>> begin Data section
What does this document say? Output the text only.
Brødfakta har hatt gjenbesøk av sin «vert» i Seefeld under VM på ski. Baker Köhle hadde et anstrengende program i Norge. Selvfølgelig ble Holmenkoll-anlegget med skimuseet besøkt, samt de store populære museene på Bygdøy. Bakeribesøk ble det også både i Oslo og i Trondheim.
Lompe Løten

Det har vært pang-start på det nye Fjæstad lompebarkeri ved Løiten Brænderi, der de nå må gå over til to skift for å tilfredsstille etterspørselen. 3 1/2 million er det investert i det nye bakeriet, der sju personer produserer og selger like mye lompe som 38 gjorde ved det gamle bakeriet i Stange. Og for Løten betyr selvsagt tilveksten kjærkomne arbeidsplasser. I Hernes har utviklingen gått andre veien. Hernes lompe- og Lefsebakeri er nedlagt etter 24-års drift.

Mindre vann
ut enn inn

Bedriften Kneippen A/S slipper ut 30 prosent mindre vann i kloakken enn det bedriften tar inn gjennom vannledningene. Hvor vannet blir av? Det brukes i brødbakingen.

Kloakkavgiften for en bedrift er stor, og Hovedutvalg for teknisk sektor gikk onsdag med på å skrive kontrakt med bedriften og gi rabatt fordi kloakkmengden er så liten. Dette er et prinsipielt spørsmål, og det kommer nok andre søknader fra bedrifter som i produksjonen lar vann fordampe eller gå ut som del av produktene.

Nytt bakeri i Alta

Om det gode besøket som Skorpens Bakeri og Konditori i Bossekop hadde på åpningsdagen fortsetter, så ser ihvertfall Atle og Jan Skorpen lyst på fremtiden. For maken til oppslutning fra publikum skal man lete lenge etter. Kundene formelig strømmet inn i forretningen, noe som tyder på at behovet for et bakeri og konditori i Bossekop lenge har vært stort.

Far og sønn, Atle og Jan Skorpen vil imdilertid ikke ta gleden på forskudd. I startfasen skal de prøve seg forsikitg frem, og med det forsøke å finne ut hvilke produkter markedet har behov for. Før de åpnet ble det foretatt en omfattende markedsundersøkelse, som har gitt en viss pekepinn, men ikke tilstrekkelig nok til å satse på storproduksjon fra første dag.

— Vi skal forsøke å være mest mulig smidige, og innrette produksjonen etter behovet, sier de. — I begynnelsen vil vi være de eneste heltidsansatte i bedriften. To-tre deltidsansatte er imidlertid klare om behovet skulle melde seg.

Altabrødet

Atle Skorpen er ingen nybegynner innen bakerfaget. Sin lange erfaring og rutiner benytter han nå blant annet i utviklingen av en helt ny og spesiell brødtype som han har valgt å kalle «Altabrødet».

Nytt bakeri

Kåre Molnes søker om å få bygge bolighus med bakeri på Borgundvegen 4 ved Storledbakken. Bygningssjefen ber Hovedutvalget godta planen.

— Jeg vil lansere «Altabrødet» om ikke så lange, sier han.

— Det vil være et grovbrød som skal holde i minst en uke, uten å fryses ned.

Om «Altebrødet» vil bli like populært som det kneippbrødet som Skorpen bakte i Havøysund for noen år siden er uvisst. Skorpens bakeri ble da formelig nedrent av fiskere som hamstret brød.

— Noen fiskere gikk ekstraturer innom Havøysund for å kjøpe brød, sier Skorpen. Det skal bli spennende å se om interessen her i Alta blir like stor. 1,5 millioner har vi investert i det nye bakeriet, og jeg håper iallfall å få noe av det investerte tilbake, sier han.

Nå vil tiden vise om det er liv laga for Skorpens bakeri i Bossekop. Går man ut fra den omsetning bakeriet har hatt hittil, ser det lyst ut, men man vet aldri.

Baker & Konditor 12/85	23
>> end Data section
* Brief: Write out the whole listing again, exactly as it stands.

* Reply to the exercise:
What does this document say? Output the text only.
Brødfakta har hatt gjenbesøk av sin «vert» i Seefeld under VM på ski. Baker Köhle hadde et anstrengende program i Norge. Selvfølgelig ble Holmenkoll-anlegget med skimuseet besøkt, samt de store populære museene på Bygdøy. Bakeribesøk ble det også både i Oslo og i Trondheim.
Lompe Løten

Det har vært pang-start på det nye Fjæstad lompebarkeri ved Løiten Brænderi, der de nå må gå over til to skift for å tilfredsstille etterspørselen. 3 1/2 million er det investert i det nye bakeriet, der sju personer produserer og selger like mye lompe som 38 gjorde ved det gamle bakeriet i Stange. Og for Løten betyr selvsagt tilveksten kjærkomne arbeidsplasser. I Hernes har utviklingen gått andre veien. Hernes lompe- og Lefsebakeri er nedlagt etter 24-års drift.

Mindre vann
ut enn inn

Bedriften Kneippen A/S slipper ut 30 prosent mindre vann i kloakken enn det bedriften tar inn gjennom vannledningene. Hvor vannet blir av? Det brukes i brødbakingen.

Kloakkavgiften for en bedrift er stor, og Hovedutvalg for teknisk sektor gikk onsdag med på å skrive kontrakt med bedriften og gi rabatt fordi kloakkmengden er så liten. Dette er et prinsipielt spørsmål, og det kommer nok andre søknader fra bedrifter som i produksjonen lar vann fordampe eller gå ut som del av produktene.

Nytt bakeri i Alta

Om det gode besøket som Skorpens Bakeri og Konditori i Bossekop hadde på åpningsdagen fortsetter, så ser ihvertfall Atle og Jan Skorpen lyst på fremtiden. For maken til oppslutning fra publikum skal man lete lenge etter. Kundene formelig strømmet inn i forretningen, noe som tyder på at behovet for et bakeri og konditori i Bossekop lenge har vært stort.

Far og sønn, Atle og Jan Skorpen vil imdilertid ikke ta gleden på forskudd. I startfasen skal de prøve seg forsikitg frem, og med det forsøke å finne ut hvilke produkter markedet har behov for. Før de åpnet ble det foretatt en omfattende markedsundersøkelse, som har gitt en viss pekepinn, men ikke tilstrekkelig nok til å satse på storproduksjon fra første dag.

— Vi skal forsøke å være mest mulig smidige, og innrette produksjonen etter behovet, sier de. — I begynnelsen vil vi være de eneste heltidsansatte i bedriften. To-tre deltidsansatte er imidlertid klare om behovet skulle melde seg.

Altabrødet

Atle Skorpen er ingen nybegynner innen bakerfaget. Sin lange erfaring og rutiner benytter han nå blant annet i utviklingen av en helt ny og spesiell brødtype som han har valgt å kalle «Altabrødet».

Nytt bakeri

Kåre Molnes søker om å få bygge bolighus med bakeri på Borgundvegen 4 ved Storledbakken. Bygningssjefen ber Hovedutvalget godta planen.

— Jeg vil lansere «Altabrødet» om ikke så lange, sier han.

— Det vil være et grovbrød som skal holde i minst en uke, uten å fryses ned.

Om «Altebrødet» vil bli like populært som det kneippbrødet som Skorpen bakte i Havøysund for noen år siden er uvisst. Skorpens bakeri ble da formelig nedrent av fiskere som hamstret brød.

— Noen fiskere gikk ekstraturer innom Havøysund for å kjøpe brød, sier Skorpen. Det skal bli spennende å se om interessen her i Alta blir like stor. 1,5 millioner har vi investert i det nye bakeriet, og jeg håper iallfall å få noe av det investerte tilbake, sier han.

Nå vil tiden vise om det er liv laga for Skorpens bakeri i Bossekop. Går man ut fra den omsetning bakeriet har hatt hittil, ser det lyst ut, men man vet aldri.

Baker & Konditor 12/85	23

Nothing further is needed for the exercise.